Directions for this task: Which lines in the entries contain the string "seal"? Return every such line in full, and treat uppercase and lowercase as different.

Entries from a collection
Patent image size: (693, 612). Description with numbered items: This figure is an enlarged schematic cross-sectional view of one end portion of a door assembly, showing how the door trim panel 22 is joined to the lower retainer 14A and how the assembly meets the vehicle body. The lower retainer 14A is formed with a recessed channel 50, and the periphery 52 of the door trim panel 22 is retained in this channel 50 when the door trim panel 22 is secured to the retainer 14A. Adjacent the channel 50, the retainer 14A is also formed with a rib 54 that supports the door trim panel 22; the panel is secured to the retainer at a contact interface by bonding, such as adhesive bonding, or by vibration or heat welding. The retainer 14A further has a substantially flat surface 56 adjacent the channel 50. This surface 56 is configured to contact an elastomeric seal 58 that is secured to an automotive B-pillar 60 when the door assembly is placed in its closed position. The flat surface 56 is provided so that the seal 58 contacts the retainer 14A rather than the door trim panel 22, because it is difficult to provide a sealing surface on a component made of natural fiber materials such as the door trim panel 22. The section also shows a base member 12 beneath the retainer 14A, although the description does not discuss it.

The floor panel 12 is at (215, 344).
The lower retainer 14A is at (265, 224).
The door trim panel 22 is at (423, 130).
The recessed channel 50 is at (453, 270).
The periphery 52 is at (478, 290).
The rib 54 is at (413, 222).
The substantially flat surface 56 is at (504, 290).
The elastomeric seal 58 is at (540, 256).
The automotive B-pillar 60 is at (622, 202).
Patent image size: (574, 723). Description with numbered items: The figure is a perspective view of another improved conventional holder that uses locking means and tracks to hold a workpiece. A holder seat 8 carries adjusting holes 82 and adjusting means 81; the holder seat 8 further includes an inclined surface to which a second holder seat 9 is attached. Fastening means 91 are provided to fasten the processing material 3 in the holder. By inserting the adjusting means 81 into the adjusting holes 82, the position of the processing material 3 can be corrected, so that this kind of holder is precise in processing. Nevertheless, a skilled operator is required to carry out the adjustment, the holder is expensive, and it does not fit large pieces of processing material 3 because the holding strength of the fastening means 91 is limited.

Written response:
Patent image size: (693, 612). Description with numbered items: This figure is an enlarged schematic cross-sectional view of one end portion of a door assembly, showing how the door trim panel 22 is joined to the lower retainer 14A and how the assembly meets the vehicle body. The lower retainer 14A is formed with a recessed channel 50, and the periphery 52 of the door trim panel 22 is retained in this channel 50 when the door trim panel 22 is secured to the retainer 14A. Adjacent the channel 50, the retainer 14A is also formed with a rib 54 that supports the door trim panel 22; the panel is secured to the retainer at a contact interface by bonding, such as adhesive bonding, or by vibration or heat welding. The retainer 14A further has a substantially flat surface 56 adjacent the channel 50. This surface 56 is configured to contact an elastomeric seal 58 that is secured to an automotive B-pillar 60 when the door assembly is placed in its closed position. The flat surface 56 is provided so that the seal 58 contacts the retainer 14A rather than the door trim panel 22, because it is difficult to provide a sealing surface on a component made of natural fiber materials such as the door trim panel 22. The section also shows a base member 12 beneath the retainer 14A, although the description does not discuss it.
The elastomeric seal 58 is at (540, 256).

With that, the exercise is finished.